[Dataset items]
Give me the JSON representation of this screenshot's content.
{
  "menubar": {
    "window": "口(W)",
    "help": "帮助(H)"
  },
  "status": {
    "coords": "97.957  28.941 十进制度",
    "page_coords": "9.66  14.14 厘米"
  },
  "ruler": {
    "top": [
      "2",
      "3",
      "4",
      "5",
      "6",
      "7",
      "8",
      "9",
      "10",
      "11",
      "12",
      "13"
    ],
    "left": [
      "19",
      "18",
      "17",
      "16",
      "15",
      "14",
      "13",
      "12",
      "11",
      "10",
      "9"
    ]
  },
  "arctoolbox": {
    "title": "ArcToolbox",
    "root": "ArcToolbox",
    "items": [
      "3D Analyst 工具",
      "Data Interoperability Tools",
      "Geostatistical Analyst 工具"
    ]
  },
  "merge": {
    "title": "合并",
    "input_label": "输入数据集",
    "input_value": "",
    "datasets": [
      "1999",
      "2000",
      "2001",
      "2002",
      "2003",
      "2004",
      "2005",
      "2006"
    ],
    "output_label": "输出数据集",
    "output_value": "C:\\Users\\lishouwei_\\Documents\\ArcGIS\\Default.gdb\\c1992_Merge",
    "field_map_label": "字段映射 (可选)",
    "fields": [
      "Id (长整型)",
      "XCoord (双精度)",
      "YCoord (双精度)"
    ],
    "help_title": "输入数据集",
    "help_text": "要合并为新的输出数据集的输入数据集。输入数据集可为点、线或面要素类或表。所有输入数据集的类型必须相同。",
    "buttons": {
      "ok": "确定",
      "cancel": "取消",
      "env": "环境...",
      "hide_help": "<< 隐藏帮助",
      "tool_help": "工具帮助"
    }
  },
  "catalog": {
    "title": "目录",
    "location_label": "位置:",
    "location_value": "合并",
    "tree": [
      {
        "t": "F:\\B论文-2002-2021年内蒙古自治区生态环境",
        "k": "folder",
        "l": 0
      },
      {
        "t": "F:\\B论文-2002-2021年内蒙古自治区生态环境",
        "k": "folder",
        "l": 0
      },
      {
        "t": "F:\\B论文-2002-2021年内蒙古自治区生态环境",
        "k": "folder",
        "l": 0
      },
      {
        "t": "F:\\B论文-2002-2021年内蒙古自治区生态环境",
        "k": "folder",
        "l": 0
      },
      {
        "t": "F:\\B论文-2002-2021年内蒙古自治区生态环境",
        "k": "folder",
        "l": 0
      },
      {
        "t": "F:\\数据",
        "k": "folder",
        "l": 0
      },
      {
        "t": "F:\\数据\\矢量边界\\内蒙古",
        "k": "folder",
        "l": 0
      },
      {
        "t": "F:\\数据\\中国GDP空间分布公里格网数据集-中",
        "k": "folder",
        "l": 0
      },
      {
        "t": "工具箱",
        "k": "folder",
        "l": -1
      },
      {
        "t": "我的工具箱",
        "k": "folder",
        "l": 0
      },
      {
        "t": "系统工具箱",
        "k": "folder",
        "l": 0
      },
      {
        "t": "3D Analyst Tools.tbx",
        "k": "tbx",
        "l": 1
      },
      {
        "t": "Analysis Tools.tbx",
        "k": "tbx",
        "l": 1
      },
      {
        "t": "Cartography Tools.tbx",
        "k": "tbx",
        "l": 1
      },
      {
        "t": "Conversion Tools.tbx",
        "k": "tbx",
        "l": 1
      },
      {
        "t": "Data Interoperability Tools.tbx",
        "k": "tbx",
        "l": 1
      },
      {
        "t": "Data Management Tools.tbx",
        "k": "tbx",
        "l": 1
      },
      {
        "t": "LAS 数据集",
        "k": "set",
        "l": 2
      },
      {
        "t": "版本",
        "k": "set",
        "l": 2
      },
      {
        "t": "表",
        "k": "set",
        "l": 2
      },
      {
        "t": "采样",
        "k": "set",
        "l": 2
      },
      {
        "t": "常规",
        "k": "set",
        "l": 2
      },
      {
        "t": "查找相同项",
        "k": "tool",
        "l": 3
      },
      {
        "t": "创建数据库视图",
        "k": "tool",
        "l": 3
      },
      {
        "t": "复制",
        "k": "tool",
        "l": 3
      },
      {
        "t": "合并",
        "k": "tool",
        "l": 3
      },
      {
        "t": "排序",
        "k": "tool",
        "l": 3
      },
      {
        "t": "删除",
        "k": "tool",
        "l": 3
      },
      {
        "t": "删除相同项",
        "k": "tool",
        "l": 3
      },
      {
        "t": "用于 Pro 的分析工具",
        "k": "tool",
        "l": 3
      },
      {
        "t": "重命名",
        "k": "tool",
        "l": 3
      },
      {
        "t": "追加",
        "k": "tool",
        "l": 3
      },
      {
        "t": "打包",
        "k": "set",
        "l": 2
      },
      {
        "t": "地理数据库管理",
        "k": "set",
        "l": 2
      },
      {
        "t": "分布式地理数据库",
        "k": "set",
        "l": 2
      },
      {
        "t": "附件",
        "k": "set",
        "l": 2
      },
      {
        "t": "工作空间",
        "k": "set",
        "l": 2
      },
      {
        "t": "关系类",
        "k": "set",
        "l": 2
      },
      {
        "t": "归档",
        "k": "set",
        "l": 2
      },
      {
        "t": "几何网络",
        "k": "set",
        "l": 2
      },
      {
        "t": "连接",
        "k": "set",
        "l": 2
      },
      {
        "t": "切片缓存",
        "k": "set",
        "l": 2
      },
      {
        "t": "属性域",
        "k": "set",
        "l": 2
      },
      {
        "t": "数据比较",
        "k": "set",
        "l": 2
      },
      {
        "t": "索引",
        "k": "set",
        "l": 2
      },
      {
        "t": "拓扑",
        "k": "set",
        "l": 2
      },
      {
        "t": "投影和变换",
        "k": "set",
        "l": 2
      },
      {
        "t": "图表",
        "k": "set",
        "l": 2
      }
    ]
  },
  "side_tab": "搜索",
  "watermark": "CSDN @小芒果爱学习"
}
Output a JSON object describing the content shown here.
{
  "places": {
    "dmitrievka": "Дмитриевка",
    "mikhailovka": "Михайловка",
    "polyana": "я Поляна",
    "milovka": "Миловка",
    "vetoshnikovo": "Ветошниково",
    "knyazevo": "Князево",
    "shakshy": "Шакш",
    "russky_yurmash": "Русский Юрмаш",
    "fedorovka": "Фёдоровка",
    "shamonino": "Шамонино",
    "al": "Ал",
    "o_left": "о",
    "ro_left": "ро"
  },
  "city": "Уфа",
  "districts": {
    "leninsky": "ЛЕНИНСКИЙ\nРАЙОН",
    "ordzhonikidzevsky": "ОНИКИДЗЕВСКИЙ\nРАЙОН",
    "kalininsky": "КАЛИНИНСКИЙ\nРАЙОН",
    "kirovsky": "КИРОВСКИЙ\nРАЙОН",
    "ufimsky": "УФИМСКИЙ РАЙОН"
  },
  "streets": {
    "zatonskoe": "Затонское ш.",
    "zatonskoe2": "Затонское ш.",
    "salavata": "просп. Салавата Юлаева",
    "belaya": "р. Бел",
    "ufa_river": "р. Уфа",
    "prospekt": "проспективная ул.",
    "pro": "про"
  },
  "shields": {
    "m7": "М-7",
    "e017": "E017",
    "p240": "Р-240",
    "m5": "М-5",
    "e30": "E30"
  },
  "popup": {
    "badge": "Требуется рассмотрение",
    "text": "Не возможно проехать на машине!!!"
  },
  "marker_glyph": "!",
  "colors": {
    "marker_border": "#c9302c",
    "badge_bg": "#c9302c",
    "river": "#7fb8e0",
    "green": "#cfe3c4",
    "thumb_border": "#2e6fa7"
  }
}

# PROBLEM DESCRIPTION
Repeat the material above in full, quoting it exactly.

# SOLUTION TO THIS PROBLEM
Give me the JSON representation of this screenshot's content.
{
  "menubar": {
    "window": "口(W)",
    "help": "帮助(H)"
  },
  "status": {
    "coords": "97.957  28.941 十进制度",
    "page_coords": "9.66  14.14 厘米"
  },
  "ruler": {
    "top": [
      "2",
      "3",
      "4",
      "5",
      "6",
      "7",
      "8",
      "9",
      "10",
      "11",
      "12",
      "13"
    ],
    "left": [
      "19",
      "18",
      "17",
      "16",
      "15",
      "14",
      "13",
      "12",
      "11",
      "10",
      "9"
    ]
  },
  "arctoolbox": {
    "title": "ArcToolbox",
    "root": "ArcToolbox",
    "items": [
      "3D Analyst 工具",
      "Data Interoperability Tools",
      "Geostatistical Analyst 工具"
    ]
  },
  "merge": {
    "title": "合并",
    "input_label": "输入数据集",
    "input_value": "",
    "datasets": [
      "1999",
      "2000",
      "2001",
      "2002",
      "2003",
      "2004",
      "2005",
      "2006"
    ],
    "output_label": "输出数据集",
    "output_value": "C:\\Users\\lishouwei_\\Documents\\ArcGIS\\Default.gdb\\c1992_Merge",
    "field_map_label": "字段映射 (可选)",
    "fields": [
      "Id (长整型)",
      "XCoord (双精度)",
      "YCoord (双精度)"
    ],
    "help_title": "输入数据集",
    "help_text": "要合并为新的输出数据集的输入数据集。输入数据集可为点、线或面要素类或表。所有输入数据集的类型必须相同。",
    "buttons": {
      "ok": "确定",
      "cancel": "取消",
      "env": "环境...",
      "hide_help": "<< 隐藏帮助",
      "tool_help": "工具帮助"
    }
  },
  "catalog": {
    "title": "目录",
    "location_label": "位置:",
    "location_value": "合并",
    "tree": [
      {
        "t": "F:\\B论文-2002-2021年内蒙古自治区生态环境",
        "k": "folder",
        "l": 0
      },
      {
        "t": "F:\\B论文-2002-2021年内蒙古自治区生态环境",
        "k": "folder",
        "l": 0
      },
      {
        "t": "F:\\B论文-2002-2021年内蒙古自治区生态环境",
        "k": "folder",
        "l": 0
      },
      {
        "t": "F:\\B论文-2002-2021年内蒙古自治区生态环境",
        "k": "folder",
        "l": 0
      },
      {
        "t": "F:\\B论文-2002-2021年内蒙古自治区生态环境",
        "k": "folder",
        "l": 0
      },
      {
        "t": "F:\\数据",
        "k": "folder",
        "l": 0
      },
      {
        "t": "F:\\数据\\矢量边界\\内蒙古",
        "k": "folder",
        "l": 0
      },
      {
        "t": "F:\\数据\\中国GDP空间分布公里格网数据集-中",
        "k": "folder",
        "l": 0
      },
      {
        "t": "工具箱",
        "k": "folder",
        "l": -1
      },
      {
        "t": "我的工具箱",
        "k": "folder",
        "l": 0
      },
      {
        "t": "系统工具箱",
        "k": "folder",
        "l": 0
      },
      {
        "t": "3D Analyst Tools.tbx",
        "k": "tbx",
        "l": 1
      },
      {
        "t": "Analysis Tools.tbx",
        "k": "tbx",
        "l": 1
      },
      {
        "t": "Cartography Tools.tbx",
        "k": "tbx",
        "l": 1
      },
      {
        "t": "Conversion Tools.tbx",
        "k": "tbx",
        "l": 1
      },
      {
        "t": "Data Interoperability Tools.tbx",
        "k": "tbx",
        "l": 1
      },
      {
        "t": "Data Management Tools.tbx",
        "k": "tbx",
        "l": 1
      },
      {
        "t": "LAS 数据集",
        "k": "set",
        "l": 2
      },
      {
        "t": "版本",
        "k": "set",
        "l": 2
      },
      {
        "t": "表",
        "k": "set",
        "l": 2
      },
      {
        "t": "采样",
        "k": "set",
        "l": 2
      },
      {
        "t": "常规",
        "k": "set",
        "l": 2
      },
      {
        "t": "查找相同项",
        "k": "tool",
        "l": 3
      },
      {
        "t": "创建数据库视图",
        "k": "tool",
        "l": 3
      },
      {
        "t": "复制",
        "k": "tool",
        "l": 3
      },
      {
        "t": "合并",
        "k": "tool",
        "l": 3
      },
      {
        "t": "排序",
        "k": "tool",
        "l": 3
      },
      {
        "t": "删除",
        "k": "tool",
        "l": 3
      },
      {
        "t": "删除相同项",
        "k": "tool",
        "l": 3
      },
      {
        "t": "用于 Pro 的分析工具",
        "k": "tool",
        "l": 3
      },
      {
        "t": "重命名",
        "k": "tool",
        "l": 3
      },
      {
        "t": "追加",
        "k": "tool",
        "l": 3
      },
      {
        "t": "打包",
        "k": "set",
        "l": 2
      },
      {
        "t": "地理数据库管理",
        "k": "set",
        "l": 2
      },
      {
        "t": "分布式地理数据库",
        "k": "set",
        "l": 2
      },
      {
        "t": "附件",
        "k": "set",
        "l": 2
      },
      {
        "t": "工作空间",
        "k": "set",
        "l": 2
      },
      {
        "t": "关系类",
        "k": "set",
        "l": 2
      },
      {
        "t": "归档",
        "k": "set",
        "l": 2
      },
      {
        "t": "几何网络",
        "k": "set",
        "l": 2
      },
      {
        "t": "连接",
        "k": "set",
        "l": 2
      },
      {
        "t": "切片缓存",
        "k": "set",
        "l": 2
      },
      {
        "t": "属性域",
        "k": "set",
        "l": 2
      },
      {
        "t": "数据比较",
        "k": "set",
        "l": 2
      },
      {
        "t": "索引",
        "k": "set",
        "l": 2
      },
      {
        "t": "拓扑",
        "k": "set",
        "l": 2
      },
      {
        "t": "投影和变换",
        "k": "set",
        "l": 2
      },
      {
        "t": "图表",
        "k": "set",
        "l": 2
      }
    ]
  },
  "side_tab": "搜索",
  "watermark": "CSDN @小芒果爱学习"
}
Output a JSON object describing the content shown here.
{
  "places": {
    "dmitrievka": "Дмитриевка",
    "mikhailovka": "Михайловка",
    "polyana": "я Поляна",
    "milovka": "Миловка",
    "vetoshnikovo": "Ветошниково",
    "knyazevo": "Князево",
    "shakshy": "Шакш",
    "russky_yurmash": "Русский Юрмаш",
    "fedorovka": "Фёдоровка",
    "shamonino": "Шамонино",
    "al": "Ал",
    "o_left": "о",
    "ro_left": "ро"
  },
  "city": "Уфа",
  "districts": {
    "leninsky": "ЛЕНИНСКИЙ\nРАЙОН",
    "ordzhonikidzevsky": "ОНИКИДЗЕВСКИЙ\nРАЙОН",
    "kalininsky": "КАЛИНИНСКИЙ\nРАЙОН",
    "kirovsky": "КИРОВСКИЙ\nРАЙОН",
    "ufimsky": "УФИМСКИЙ РАЙОН"
  },
  "streets": {
    "zatonskoe": "Затонское ш.",
    "zatonskoe2": "Затонское ш.",
    "salavata": "просп. Салавата Юлаева",
    "belaya": "р. Бел",
    "ufa_river": "р. Уфа",
    "prospekt": "проспективная ул.",
    "pro": "про"
  },
  "shields": {
    "m7": "М-7",
    "e017": "E017",
    "p240": "Р-240",
    "m5": "М-5",
    "e30": "E30"
  },
  "popup": {
    "badge": "Требуется рассмотрение",
    "text": "Не возможно проехать на машине!!!"
  },
  "marker_glyph": "!",
  "colors": {
    "marker_border": "#c9302c",
    "badge_bg": "#c9302c",
    "river": "#7fb8e0",
    "green": "#cfe3c4",
    "thumb_border": "#2e6fa7"
  }
}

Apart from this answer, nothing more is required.